◆ PROBLEM DESCRIPTION: Please print the full listing exactly.

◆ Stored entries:
════════
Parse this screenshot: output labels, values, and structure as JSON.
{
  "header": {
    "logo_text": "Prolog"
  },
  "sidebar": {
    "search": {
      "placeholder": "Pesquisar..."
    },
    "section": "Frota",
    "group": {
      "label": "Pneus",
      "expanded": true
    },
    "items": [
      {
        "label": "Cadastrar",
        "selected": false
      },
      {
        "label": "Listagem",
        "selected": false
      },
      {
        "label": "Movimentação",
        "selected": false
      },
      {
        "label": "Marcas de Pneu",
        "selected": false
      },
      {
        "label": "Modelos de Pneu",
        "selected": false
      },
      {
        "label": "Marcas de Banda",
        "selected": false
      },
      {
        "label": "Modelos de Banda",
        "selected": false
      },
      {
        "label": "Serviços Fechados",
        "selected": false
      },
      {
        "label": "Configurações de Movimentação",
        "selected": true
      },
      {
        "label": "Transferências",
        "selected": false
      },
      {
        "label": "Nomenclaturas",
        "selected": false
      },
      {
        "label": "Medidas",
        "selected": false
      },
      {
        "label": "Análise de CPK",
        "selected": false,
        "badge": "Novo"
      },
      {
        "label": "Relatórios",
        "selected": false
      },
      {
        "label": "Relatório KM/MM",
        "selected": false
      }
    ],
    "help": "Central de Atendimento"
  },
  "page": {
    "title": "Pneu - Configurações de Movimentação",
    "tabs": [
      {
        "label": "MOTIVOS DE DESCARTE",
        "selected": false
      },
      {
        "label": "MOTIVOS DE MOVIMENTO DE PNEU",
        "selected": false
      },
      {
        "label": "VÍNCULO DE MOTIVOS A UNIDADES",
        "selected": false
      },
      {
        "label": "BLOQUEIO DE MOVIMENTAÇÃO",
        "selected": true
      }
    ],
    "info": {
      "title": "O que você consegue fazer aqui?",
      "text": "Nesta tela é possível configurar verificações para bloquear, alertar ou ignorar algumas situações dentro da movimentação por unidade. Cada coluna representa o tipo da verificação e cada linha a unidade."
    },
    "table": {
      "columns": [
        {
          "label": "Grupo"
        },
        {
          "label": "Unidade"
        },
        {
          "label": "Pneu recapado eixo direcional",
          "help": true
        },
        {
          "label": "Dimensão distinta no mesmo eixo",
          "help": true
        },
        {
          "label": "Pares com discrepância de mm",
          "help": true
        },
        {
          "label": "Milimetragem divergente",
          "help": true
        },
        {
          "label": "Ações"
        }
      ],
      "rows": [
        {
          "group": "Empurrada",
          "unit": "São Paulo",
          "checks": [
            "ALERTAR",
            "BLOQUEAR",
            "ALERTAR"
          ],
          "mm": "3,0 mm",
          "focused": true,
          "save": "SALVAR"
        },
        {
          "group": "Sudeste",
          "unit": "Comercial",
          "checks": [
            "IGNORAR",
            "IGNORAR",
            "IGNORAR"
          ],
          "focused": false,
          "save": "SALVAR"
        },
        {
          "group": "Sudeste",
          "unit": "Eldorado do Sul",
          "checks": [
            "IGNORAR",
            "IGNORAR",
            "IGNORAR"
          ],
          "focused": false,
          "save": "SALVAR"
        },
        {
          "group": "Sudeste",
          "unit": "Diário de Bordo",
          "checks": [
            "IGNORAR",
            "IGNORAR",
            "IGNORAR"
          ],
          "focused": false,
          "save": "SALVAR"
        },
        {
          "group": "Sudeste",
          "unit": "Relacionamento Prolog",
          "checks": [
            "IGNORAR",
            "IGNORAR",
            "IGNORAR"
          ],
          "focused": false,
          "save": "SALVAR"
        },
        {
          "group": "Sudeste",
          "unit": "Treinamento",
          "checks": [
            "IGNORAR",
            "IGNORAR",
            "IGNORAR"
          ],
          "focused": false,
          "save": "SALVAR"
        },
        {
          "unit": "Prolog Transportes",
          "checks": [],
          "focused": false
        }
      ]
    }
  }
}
════════
◆ WRITTEN ANSWER:
Parse this screenshot: output labels, values, and structure as JSON.
{
  "header": {
    "logo_text": "Prolog"
  },
  "sidebar": {
    "search": {
      "placeholder": "Pesquisar..."
    },
    "section": "Frota",
    "group": {
      "label": "Pneus",
      "expanded": true
    },
    "items": [
      {
        "label": "Cadastrar",
        "selected": false
      },
      {
        "label": "Listagem",
        "selected": false
      },
      {
        "label": "Movimentação",
        "selected": false
      },
      {
        "label": "Marcas de Pneu",
        "selected": false
      },
      {
        "label": "Modelos de Pneu",
        "selected": false
      },
      {
        "label": "Marcas de Banda",
        "selected": false
      },
      {
        "label": "Modelos de Banda",
        "selected": false
      },
      {
        "label": "Serviços Fechados",
        "selected": false
      },
      {
        "label": "Configurações de Movimentação",
        "selected": true
      },
      {
        "label": "Transferências",
        "selected": false
      },
      {
        "label": "Nomenclaturas",
        "selected": false
      },
      {
        "label": "Medidas",
        "selected": false
      },
      {
        "label": "Análise de CPK",
        "selected": false,
        "badge": "Novo"
      },
      {
        "label": "Relatórios",
        "selected": false
      },
      {
        "label": "Relatório KM/MM",
        "selected": false
      }
    ],
    "help": "Central de Atendimento"
  },
  "page": {
    "title": "Pneu - Configurações de Movimentação",
    "tabs": [
      {
        "label": "MOTIVOS DE DESCARTE",
        "selected": false
      },
      {
        "label": "MOTIVOS DE MOVIMENTO DE PNEU",
        "selected": false
      },
      {
        "label": "VÍNCULO DE MOTIVOS A UNIDADES",
        "selected": false
      },
      {
        "label": "BLOQUEIO DE MOVIMENTAÇÃO",
        "selected": true
      }
    ],
    "info": {
      "title": "O que você consegue fazer aqui?",
      "text": "Nesta tela é possível configurar verificações para bloquear, alertar ou ignorar algumas situações dentro da movimentação por unidade. Cada coluna representa o tipo da verificação e cada linha a unidade."
    },
    "table": {
      "columns": [
        {
          "label": "Grupo"
        },
        {
          "label": "Unidade"
        },
        {
          "label": "Pneu recapado eixo direcional",
          "help": true
        },
        {
          "label": "Dimensão distinta no mesmo eixo",
          "help": true
        },
        {
          "label": "Pares com discrepância de mm",
          "help": true
        },
        {
          "label": "Milimetragem divergente",
          "help": true
        },
        {
          "label": "Ações"
        }
      ],
      "rows": [
        {
          "group": "Empurrada",
          "unit": "São Paulo",
          "checks": [
            "ALERTAR",
            "BLOQUEAR",
            "ALERTAR"
          ],
          "mm": "3,0 mm",
          "focused": true,
          "save": "SALVAR"
        },
        {
          "group": "Sudeste",
          "unit": "Comercial",
          "checks": [
            "IGNORAR",
            "IGNORAR",
            "IGNORAR"
          ],
          "focused": false,
          "save": "SALVAR"
        },
        {
          "group": "Sudeste",
          "unit": "Eldorado do Sul",
          "checks": [
            "IGNORAR",
            "IGNORAR",
            "IGNORAR"
          ],
          "focused": false,
          "save": "SALVAR"
        },
        {
          "group": "Sudeste",
          "unit": "Diário de Bordo",
          "checks": [
            "IGNORAR",
            "IGNORAR",
            "IGNORAR"
          ],
          "focused": false,
          "save": "SALVAR"
        },
        {
          "group": "Sudeste",
          "unit": "Relacionamento Prolog",
          "checks": [
            "IGNORAR",
            "IGNORAR",
            "IGNORAR"
          ],
          "focused": false,
          "save": "SALVAR"
        },
        {
          "group": "Sudeste",
          "unit": "Treinamento",
          "checks": [
            "IGNORAR",
            "IGNORAR",
            "IGNORAR"
          ],
          "focused": false,
          "save": "SALVAR"
        },
        {
          "unit": "Prolog Transportes",
          "checks": [],
          "focused": false
        }
      ]
    }
  }
}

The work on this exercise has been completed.